### STATED PROBLEM
Report how many lines hold the word "JSON"; give nothing but the number.

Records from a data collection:
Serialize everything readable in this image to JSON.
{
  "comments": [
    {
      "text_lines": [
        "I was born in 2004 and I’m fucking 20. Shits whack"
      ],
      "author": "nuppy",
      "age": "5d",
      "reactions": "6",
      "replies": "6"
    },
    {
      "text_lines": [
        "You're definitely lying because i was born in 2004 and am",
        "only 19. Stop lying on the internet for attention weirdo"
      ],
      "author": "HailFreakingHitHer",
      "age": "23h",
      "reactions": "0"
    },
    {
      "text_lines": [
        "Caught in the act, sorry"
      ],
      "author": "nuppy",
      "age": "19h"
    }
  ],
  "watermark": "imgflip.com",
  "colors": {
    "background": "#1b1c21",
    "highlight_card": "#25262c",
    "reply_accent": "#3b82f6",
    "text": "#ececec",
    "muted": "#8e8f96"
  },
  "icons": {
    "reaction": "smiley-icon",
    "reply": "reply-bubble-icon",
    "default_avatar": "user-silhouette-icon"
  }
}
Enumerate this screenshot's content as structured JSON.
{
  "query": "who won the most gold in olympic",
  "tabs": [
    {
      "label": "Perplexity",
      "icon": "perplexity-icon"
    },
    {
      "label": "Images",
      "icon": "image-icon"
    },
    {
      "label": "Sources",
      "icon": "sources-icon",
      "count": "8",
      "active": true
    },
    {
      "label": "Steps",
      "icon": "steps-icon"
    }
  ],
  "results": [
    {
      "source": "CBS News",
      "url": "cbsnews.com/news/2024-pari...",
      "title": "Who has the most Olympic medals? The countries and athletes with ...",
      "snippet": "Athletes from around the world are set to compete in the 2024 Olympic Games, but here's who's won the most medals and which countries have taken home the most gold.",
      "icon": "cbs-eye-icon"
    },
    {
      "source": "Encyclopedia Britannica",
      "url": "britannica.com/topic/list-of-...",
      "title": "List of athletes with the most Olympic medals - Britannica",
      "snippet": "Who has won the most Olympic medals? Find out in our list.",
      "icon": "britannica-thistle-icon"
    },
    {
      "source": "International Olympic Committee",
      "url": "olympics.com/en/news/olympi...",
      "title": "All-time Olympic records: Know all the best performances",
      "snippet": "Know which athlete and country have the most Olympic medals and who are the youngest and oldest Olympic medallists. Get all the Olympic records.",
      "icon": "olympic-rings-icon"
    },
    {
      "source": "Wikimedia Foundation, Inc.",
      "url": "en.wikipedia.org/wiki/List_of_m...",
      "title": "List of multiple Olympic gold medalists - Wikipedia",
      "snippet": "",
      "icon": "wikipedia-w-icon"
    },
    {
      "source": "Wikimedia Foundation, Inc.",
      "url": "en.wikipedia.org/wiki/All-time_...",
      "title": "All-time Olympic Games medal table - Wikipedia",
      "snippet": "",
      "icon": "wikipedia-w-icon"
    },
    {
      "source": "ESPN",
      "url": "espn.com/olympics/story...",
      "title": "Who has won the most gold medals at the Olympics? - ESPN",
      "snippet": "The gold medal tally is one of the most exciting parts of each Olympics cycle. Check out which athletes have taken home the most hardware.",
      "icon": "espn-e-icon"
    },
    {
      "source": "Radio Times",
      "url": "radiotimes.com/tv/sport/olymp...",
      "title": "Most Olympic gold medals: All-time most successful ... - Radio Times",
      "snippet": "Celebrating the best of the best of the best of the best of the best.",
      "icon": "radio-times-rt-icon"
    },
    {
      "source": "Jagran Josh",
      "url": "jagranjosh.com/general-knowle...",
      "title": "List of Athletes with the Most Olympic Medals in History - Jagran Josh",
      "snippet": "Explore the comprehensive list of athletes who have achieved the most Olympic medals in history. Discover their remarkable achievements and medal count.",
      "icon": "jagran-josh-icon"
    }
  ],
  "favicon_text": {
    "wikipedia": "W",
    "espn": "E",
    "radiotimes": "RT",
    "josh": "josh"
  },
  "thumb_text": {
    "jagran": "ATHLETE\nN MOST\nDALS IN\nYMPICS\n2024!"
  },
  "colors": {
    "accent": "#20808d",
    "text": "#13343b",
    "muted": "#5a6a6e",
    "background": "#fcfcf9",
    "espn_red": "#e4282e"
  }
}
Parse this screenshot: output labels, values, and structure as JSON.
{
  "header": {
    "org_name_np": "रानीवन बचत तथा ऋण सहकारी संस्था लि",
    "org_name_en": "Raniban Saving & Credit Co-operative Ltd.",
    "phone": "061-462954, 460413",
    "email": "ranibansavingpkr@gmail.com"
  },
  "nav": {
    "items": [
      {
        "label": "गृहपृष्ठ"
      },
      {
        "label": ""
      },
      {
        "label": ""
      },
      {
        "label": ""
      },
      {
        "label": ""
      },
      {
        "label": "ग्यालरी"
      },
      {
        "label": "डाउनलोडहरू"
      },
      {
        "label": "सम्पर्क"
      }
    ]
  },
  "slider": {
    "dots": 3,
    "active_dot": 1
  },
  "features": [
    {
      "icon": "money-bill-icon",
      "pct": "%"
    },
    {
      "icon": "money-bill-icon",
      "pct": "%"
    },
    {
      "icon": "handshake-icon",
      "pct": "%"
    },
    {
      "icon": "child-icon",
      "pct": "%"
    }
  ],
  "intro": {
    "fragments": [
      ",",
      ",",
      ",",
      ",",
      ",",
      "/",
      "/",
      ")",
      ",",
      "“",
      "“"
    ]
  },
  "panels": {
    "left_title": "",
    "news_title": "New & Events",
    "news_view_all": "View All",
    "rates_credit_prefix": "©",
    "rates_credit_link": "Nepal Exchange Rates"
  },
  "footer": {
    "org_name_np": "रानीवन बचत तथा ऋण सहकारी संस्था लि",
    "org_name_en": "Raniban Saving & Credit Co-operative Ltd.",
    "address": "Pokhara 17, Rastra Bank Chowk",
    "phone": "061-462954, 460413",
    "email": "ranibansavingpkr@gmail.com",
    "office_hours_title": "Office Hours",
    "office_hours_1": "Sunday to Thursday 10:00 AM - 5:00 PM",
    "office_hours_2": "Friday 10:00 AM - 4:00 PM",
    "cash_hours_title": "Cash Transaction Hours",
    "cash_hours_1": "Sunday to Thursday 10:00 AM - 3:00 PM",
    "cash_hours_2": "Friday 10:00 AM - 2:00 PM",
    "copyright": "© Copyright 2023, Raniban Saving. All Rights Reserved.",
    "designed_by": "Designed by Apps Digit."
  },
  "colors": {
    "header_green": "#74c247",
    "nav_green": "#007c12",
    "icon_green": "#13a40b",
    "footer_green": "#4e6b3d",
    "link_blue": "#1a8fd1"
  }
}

### WORKED SOLUTION
3